↓

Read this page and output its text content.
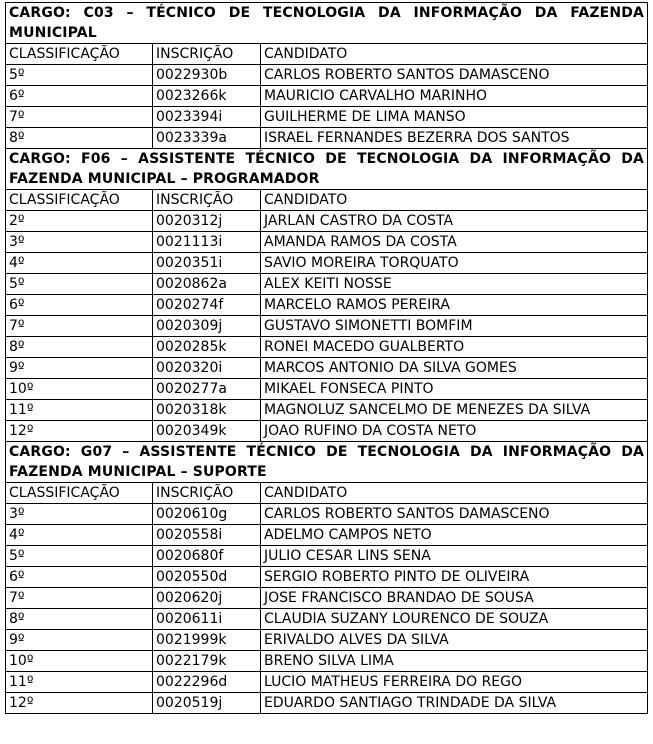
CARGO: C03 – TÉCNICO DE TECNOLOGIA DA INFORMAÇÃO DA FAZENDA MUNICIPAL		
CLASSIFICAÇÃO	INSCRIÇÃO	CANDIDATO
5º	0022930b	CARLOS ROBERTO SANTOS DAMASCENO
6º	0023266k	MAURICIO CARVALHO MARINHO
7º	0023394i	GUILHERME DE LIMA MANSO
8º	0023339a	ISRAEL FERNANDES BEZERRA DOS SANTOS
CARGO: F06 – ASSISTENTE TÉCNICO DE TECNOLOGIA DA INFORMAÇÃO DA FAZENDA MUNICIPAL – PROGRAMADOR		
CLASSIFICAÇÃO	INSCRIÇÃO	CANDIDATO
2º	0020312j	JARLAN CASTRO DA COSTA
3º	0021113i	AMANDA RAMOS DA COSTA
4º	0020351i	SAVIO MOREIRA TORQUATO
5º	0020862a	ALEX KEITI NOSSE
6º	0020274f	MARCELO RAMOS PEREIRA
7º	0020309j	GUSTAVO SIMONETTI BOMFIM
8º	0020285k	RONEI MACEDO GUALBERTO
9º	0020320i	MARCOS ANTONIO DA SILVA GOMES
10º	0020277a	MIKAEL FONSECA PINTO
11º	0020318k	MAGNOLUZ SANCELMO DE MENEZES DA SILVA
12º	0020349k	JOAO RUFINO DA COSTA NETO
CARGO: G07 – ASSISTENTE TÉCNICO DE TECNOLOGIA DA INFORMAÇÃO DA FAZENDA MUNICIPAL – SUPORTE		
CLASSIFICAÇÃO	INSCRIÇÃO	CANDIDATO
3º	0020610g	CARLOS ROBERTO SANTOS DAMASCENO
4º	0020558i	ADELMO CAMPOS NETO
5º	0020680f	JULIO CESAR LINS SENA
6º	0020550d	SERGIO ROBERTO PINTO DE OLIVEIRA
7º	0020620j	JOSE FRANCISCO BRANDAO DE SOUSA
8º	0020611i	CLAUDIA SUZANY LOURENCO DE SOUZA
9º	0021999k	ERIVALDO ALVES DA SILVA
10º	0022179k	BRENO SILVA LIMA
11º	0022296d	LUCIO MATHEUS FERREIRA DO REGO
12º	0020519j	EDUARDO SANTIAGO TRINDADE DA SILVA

↑
↓

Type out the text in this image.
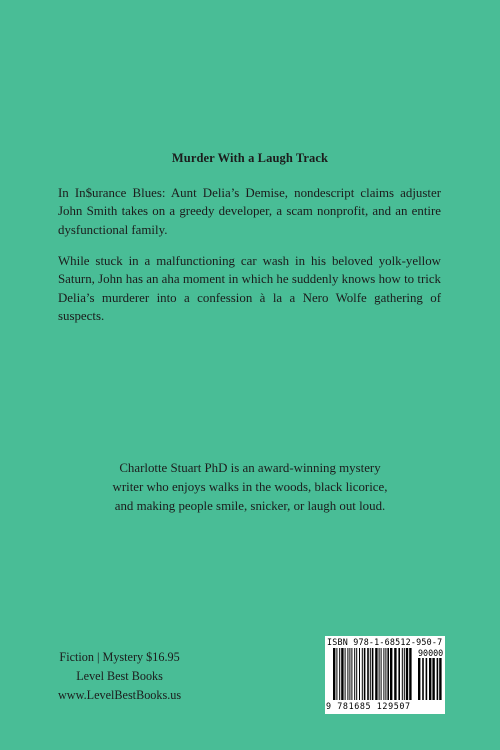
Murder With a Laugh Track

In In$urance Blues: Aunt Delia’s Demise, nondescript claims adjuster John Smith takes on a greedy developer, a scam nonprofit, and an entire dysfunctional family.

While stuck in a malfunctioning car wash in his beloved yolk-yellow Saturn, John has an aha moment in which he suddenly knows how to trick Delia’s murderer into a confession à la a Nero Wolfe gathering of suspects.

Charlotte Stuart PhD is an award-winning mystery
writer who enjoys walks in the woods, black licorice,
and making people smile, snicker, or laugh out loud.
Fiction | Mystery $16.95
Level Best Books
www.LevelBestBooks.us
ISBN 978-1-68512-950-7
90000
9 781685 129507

↑

## GIVEN INSTRUCTION
Your task is to gather every line with the word "text" and copy it.

## RESULT BELOW
Read this page and output its text content.
Type out the text in this image.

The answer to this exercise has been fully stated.